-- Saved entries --
○ ○ ○ ○ ○ ○ ○
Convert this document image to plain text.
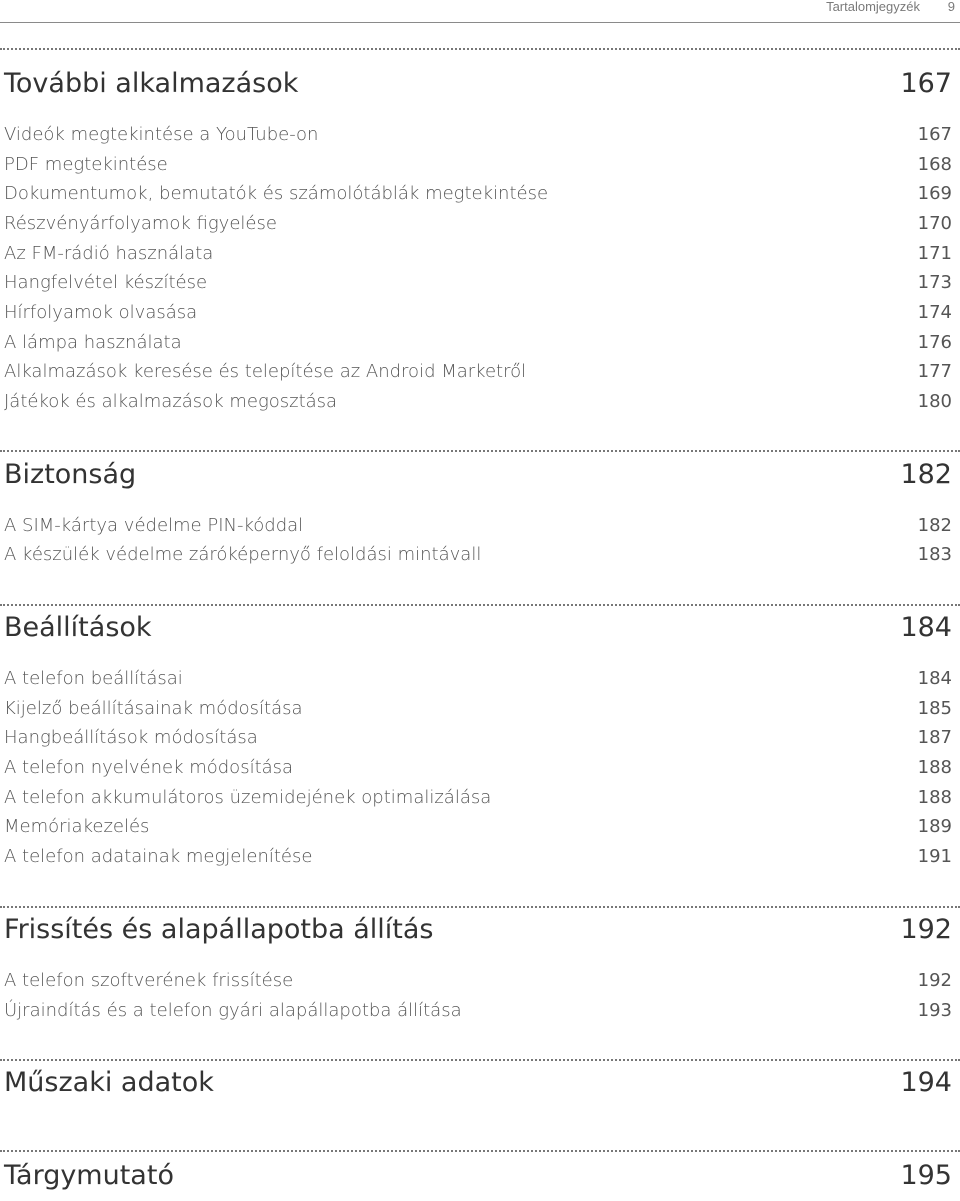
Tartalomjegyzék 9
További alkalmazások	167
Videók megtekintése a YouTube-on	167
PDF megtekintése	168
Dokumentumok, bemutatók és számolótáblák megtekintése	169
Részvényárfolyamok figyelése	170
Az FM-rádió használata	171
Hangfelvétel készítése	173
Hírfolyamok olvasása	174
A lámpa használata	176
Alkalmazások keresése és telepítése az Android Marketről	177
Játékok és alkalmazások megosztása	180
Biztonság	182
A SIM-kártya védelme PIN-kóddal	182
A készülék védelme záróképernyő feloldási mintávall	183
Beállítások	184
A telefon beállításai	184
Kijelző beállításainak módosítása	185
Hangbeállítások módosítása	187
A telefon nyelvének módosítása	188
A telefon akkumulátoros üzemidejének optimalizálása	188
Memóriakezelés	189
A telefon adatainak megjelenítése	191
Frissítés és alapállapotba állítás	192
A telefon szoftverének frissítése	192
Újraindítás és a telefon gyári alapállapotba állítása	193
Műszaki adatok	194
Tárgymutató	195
○ ○ ○ ○ ○ ○ ○
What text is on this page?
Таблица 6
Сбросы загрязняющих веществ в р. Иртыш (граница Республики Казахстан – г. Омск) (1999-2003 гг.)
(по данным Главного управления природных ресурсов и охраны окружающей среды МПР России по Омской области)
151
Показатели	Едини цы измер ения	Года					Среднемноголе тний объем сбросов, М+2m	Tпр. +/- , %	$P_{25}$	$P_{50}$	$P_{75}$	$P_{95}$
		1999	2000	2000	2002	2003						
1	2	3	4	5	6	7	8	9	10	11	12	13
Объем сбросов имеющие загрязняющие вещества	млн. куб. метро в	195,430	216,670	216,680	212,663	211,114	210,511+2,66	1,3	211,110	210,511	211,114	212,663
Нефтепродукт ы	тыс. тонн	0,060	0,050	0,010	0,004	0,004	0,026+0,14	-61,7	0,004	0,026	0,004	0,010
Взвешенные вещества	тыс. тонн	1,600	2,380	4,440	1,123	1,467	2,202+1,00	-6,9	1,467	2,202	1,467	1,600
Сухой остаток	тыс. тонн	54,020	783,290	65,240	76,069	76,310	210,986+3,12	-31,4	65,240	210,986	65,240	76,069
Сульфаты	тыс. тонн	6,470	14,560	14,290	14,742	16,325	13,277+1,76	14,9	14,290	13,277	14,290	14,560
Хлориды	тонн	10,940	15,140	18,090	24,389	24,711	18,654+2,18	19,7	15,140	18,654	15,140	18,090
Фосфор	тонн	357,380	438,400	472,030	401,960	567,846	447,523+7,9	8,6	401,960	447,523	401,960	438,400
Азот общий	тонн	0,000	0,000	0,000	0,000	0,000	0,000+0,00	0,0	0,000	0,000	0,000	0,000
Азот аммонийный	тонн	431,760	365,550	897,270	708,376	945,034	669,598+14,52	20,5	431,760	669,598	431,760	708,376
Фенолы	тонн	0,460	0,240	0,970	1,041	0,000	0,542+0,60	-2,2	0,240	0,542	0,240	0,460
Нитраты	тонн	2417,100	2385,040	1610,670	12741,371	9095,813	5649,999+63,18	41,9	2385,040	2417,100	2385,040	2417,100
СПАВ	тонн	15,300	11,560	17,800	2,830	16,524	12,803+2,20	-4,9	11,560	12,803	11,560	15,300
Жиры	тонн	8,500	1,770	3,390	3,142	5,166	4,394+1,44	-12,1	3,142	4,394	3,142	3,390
○ ○ ○ ○ ○ ○ ○
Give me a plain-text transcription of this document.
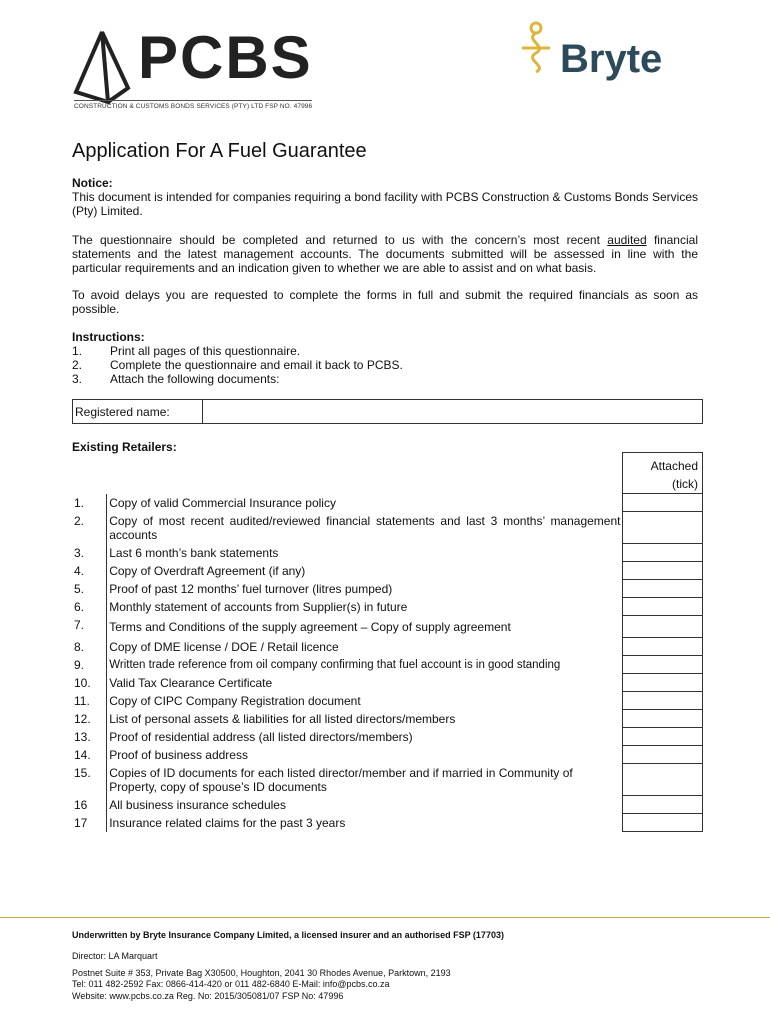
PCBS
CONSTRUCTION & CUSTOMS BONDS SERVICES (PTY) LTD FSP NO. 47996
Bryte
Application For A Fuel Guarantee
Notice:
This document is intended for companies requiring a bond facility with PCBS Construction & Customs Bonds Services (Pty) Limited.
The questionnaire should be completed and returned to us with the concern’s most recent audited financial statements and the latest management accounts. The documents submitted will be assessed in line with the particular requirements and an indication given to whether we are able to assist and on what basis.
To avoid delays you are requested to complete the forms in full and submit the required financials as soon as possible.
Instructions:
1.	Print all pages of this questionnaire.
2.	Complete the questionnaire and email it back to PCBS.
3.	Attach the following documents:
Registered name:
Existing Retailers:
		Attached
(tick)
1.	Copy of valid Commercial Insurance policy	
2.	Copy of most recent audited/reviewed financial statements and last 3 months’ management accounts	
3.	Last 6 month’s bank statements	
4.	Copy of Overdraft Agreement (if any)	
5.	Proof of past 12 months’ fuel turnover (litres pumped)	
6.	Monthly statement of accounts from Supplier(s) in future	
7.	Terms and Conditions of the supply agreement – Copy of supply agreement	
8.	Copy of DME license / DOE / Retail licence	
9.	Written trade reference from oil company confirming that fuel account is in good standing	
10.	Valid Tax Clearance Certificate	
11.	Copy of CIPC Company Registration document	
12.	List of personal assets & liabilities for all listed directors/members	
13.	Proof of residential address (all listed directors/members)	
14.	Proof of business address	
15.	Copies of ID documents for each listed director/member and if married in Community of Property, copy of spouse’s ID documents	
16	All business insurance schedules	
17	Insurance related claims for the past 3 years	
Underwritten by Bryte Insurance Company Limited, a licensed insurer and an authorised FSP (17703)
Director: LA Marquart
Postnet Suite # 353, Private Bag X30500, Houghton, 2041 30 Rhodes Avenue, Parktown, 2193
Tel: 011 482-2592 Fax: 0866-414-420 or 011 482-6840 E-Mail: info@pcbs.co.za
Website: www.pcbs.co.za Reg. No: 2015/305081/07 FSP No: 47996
○ ○ ○ ○ ○ ○ ○
-- YOUR TASK --
Go through the data and gather every line that holds "вещества".

-- ANSWER FOR THIS EXERCISE --
Объем сбросов имеющие загрязняющие вещества	млн. куб. метро в	195,430	216,670	216,680	212,663	211,114	210,511+2,66	1,3	211,110	210,511	211,114	212,663
Взвешенные вещества	тыс. тонн	1,600	2,380	4,440	1,123	1,467	2,202+1,00	-6,9	1,467	2,202	1,467	1,600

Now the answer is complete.